> [GOAL]
Copy out the data exactly, leaving the pictures behind.

##### AVAILABLE DATA

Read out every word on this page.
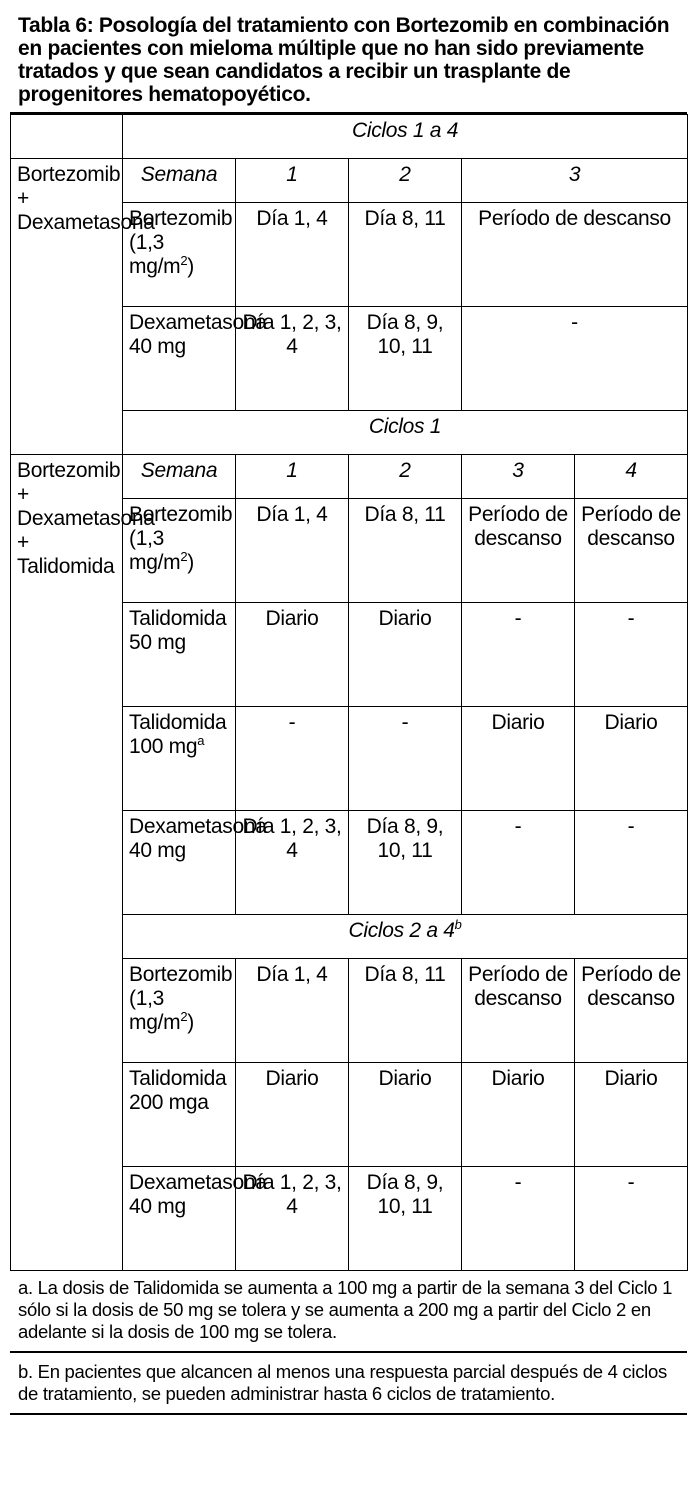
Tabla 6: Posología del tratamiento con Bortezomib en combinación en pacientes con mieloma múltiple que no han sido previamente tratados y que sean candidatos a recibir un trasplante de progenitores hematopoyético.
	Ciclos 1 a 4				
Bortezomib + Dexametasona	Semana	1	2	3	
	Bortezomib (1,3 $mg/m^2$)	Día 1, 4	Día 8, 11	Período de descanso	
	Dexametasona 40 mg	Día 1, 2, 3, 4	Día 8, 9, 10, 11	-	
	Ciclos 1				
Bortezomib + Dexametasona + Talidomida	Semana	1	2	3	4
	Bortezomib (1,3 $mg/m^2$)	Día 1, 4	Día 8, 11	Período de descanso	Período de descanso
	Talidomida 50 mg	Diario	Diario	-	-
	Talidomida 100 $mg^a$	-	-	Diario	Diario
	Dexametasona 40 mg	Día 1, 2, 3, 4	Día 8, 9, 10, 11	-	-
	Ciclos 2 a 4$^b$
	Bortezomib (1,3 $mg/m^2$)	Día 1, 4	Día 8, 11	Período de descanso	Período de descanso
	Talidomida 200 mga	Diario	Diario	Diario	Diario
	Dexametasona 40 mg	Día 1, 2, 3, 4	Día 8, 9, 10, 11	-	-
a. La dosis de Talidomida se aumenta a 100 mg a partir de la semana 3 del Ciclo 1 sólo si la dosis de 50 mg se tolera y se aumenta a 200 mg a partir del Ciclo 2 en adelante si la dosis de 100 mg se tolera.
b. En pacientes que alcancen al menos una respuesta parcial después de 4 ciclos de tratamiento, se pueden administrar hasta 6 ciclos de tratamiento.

##########

> [ANSWER TO THE EXERCISE]
Read out every word on this page.
Tabla 6: Posología del tratamiento con Bortezomib en combinación en pacientes con mieloma múltiple que no han sido previamente tratados y que sean candidatos a recibir un trasplante de progenitores hematopoyético.
	Ciclos 1 a 4				
Bortezomib + Dexametasona	Semana	1	2	3	
	Bortezomib (1,3 $mg/m^2$)	Día 1, 4	Día 8, 11	Período de descanso	
	Dexametasona 40 mg	Día 1, 2, 3, 4	Día 8, 9, 10, 11	-	
	Ciclos 1				
Bortezomib + Dexametasona + Talidomida	Semana	1	2	3	4
	Bortezomib (1,3 $mg/m^2$)	Día 1, 4	Día 8, 11	Período de descanso	Período de descanso
	Talidomida 50 mg	Diario	Diario	-	-
	Talidomida 100 $mg^a$	-	-	Diario	Diario
	Dexametasona 40 mg	Día 1, 2, 3, 4	Día 8, 9, 10, 11	-	-
	Ciclos 2 a 4$^b$
	Bortezomib (1,3 $mg/m^2$)	Día 1, 4	Día 8, 11	Período de descanso	Período de descanso
	Talidomida 200 mga	Diario	Diario	Diario	Diario
	Dexametasona 40 mg	Día 1, 2, 3, 4	Día 8, 9, 10, 11	-	-
a. La dosis de Talidomida se aumenta a 100 mg a partir de la semana 3 del Ciclo 1 sólo si la dosis de 50 mg se tolera y se aumenta a 200 mg a partir del Ciclo 2 en adelante si la dosis de 100 mg se tolera.
b. En pacientes que alcancen al menos una respuesta parcial después de 4 ciclos de tratamiento, se pueden administrar hasta 6 ciclos de tratamiento.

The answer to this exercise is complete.